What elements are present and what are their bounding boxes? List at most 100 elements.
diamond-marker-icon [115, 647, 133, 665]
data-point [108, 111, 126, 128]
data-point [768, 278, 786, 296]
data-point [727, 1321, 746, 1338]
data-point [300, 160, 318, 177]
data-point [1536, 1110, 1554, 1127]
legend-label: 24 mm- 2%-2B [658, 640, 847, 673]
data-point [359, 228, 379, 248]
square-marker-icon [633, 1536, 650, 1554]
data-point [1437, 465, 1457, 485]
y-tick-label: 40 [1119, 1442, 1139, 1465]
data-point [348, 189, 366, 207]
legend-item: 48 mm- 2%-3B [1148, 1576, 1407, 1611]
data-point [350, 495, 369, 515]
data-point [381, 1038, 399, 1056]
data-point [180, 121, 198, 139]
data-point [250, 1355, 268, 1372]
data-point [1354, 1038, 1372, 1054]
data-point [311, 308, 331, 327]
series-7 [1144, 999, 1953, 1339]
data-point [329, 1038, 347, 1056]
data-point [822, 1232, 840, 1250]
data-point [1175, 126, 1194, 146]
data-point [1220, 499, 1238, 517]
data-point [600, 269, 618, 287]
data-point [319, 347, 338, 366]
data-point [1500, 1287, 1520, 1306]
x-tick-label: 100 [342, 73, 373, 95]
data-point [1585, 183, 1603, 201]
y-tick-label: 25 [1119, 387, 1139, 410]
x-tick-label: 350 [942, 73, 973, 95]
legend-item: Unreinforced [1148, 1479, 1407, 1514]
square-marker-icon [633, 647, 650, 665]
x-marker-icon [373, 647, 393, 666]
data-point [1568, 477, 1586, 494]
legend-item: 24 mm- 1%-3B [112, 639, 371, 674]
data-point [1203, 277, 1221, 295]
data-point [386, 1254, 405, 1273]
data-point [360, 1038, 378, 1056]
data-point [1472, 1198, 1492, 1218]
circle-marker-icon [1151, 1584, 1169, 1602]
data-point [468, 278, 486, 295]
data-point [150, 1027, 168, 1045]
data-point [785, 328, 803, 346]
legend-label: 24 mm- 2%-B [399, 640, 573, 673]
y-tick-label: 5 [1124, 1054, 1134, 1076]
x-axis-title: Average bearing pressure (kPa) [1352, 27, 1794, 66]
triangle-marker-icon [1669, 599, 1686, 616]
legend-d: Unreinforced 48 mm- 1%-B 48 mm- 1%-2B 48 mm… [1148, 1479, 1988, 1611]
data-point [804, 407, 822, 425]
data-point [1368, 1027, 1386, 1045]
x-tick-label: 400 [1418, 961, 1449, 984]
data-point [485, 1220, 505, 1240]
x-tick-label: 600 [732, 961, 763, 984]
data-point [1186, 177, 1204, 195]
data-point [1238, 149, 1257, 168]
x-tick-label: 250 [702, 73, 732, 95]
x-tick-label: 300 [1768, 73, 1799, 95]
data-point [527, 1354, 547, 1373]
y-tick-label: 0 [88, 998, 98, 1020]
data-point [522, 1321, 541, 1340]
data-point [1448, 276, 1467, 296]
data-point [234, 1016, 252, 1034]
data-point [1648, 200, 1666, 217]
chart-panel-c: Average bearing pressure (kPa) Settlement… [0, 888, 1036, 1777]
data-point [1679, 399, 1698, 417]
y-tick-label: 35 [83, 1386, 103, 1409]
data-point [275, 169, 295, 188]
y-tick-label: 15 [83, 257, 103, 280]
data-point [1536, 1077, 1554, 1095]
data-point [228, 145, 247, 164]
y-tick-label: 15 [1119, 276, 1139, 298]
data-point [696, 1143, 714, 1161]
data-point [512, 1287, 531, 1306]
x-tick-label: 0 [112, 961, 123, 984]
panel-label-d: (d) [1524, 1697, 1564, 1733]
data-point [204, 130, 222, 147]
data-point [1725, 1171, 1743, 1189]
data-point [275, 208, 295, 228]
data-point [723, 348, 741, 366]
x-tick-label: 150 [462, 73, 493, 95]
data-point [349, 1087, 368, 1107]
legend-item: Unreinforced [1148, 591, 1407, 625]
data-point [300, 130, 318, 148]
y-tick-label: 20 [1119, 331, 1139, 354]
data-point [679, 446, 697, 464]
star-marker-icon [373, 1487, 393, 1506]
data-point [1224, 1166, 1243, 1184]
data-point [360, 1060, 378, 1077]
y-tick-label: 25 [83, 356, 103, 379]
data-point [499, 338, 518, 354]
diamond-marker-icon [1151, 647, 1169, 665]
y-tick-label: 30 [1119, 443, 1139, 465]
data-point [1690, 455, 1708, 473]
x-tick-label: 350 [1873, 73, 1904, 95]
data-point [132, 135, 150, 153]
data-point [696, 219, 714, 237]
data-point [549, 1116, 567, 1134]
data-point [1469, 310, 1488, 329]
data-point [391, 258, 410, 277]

-------------------------

Reproduce every line of the records above verbatim, keeping each line's characters, spacing and order unchanged.

*RESULT OF THIS TASK*:
What elements are present and what are their bounding boxes? List at most 100 elements.
diamond-marker-icon [115, 647, 133, 665]
data-point [108, 111, 126, 128]
data-point [768, 278, 786, 296]
data-point [727, 1321, 746, 1338]
data-point [300, 160, 318, 177]
data-point [1536, 1110, 1554, 1127]
legend-label: 24 mm- 2%-2B [658, 640, 847, 673]
data-point [359, 228, 379, 248]
square-marker-icon [633, 1536, 650, 1554]
data-point [1437, 465, 1457, 485]
y-tick-label: 40 [1119, 1442, 1139, 1465]
data-point [348, 189, 366, 207]
legend-item: 48 mm- 2%-3B [1148, 1576, 1407, 1611]
data-point [350, 495, 369, 515]
data-point [381, 1038, 399, 1056]
data-point [180, 121, 198, 139]
data-point [250, 1355, 268, 1372]
data-point [1354, 1038, 1372, 1054]
data-point [311, 308, 331, 327]
series-7 [1144, 999, 1953, 1339]
data-point [329, 1038, 347, 1056]
data-point [822, 1232, 840, 1250]
data-point [1175, 126, 1194, 146]
data-point [1220, 499, 1238, 517]
data-point [600, 269, 618, 287]
data-point [319, 347, 338, 366]
data-point [1500, 1287, 1520, 1306]
x-tick-label: 100 [342, 73, 373, 95]
data-point [1585, 183, 1603, 201]
y-tick-label: 25 [1119, 387, 1139, 410]
x-tick-label: 350 [942, 73, 973, 95]
legend-item: Unreinforced [1148, 1479, 1407, 1514]
square-marker-icon [633, 647, 650, 665]
x-marker-icon [373, 647, 393, 666]
data-point [1568, 477, 1586, 494]
legend-item: 24 mm- 1%-3B [112, 639, 371, 674]
data-point [1203, 277, 1221, 295]
data-point [386, 1254, 405, 1273]
data-point [360, 1038, 378, 1056]
data-point [1472, 1198, 1492, 1218]
circle-marker-icon [1151, 1584, 1169, 1602]
data-point [468, 278, 486, 295]
data-point [150, 1027, 168, 1045]
data-point [785, 328, 803, 346]
legend-label: 24 mm- 2%-B [399, 640, 573, 673]
y-tick-label: 5 [1124, 1054, 1134, 1076]
x-axis-title: Average bearing pressure (kPa) [1352, 27, 1794, 66]
triangle-marker-icon [1669, 599, 1686, 616]
legend-d: Unreinforced 48 mm- 1%-B 48 mm- 1%-2B 48 mm… [1148, 1479, 1988, 1611]
data-point [804, 407, 822, 425]
data-point [1368, 1027, 1386, 1045]
x-tick-label: 400 [1418, 961, 1449, 984]
data-point [485, 1220, 505, 1240]
x-tick-label: 600 [732, 961, 763, 984]
data-point [1186, 177, 1204, 195]
data-point [1238, 149, 1257, 168]
x-tick-label: 250 [702, 73, 732, 95]
x-tick-label: 300 [1768, 73, 1799, 95]
data-point [527, 1354, 547, 1373]
y-tick-label: 0 [88, 998, 98, 1020]
data-point [522, 1321, 541, 1340]
data-point [1448, 276, 1467, 296]
data-point [234, 1016, 252, 1034]
data-point [1648, 200, 1666, 217]
chart-panel-c: Average bearing pressure (kPa) Settlement… [0, 888, 1036, 1777]
data-point [1679, 399, 1698, 417]
y-tick-label: 35 [83, 1386, 103, 1409]
data-point [275, 169, 295, 188]
y-tick-label: 15 [83, 257, 103, 280]
data-point [1536, 1077, 1554, 1095]
data-point [228, 145, 247, 164]
y-tick-label: 15 [1119, 276, 1139, 298]
data-point [696, 1143, 714, 1161]
data-point [512, 1287, 531, 1306]
x-tick-label: 0 [112, 961, 123, 984]
panel-label-d: (d) [1524, 1697, 1564, 1733]
data-point [204, 130, 222, 147]
data-point [1725, 1171, 1743, 1189]
data-point [275, 208, 295, 228]
data-point [723, 348, 741, 366]
x-tick-label: 150 [462, 73, 493, 95]
data-point [349, 1087, 368, 1107]
legend-item: Unreinforced [1148, 591, 1407, 625]
data-point [300, 130, 318, 148]
y-tick-label: 20 [1119, 331, 1139, 354]
data-point [679, 446, 697, 464]
star-marker-icon [373, 1487, 393, 1506]
data-point [1224, 1166, 1243, 1184]
data-point [360, 1060, 378, 1077]
y-tick-label: 25 [83, 356, 103, 379]
data-point [499, 338, 518, 354]
diamond-marker-icon [1151, 647, 1169, 665]
y-tick-label: 30 [1119, 443, 1139, 465]
data-point [1690, 455, 1708, 473]
x-tick-label: 350 [1873, 73, 1904, 95]
data-point [132, 135, 150, 153]
data-point [696, 219, 714, 237]
data-point [549, 1116, 567, 1134]
data-point [1469, 310, 1488, 329]
data-point [391, 258, 410, 277]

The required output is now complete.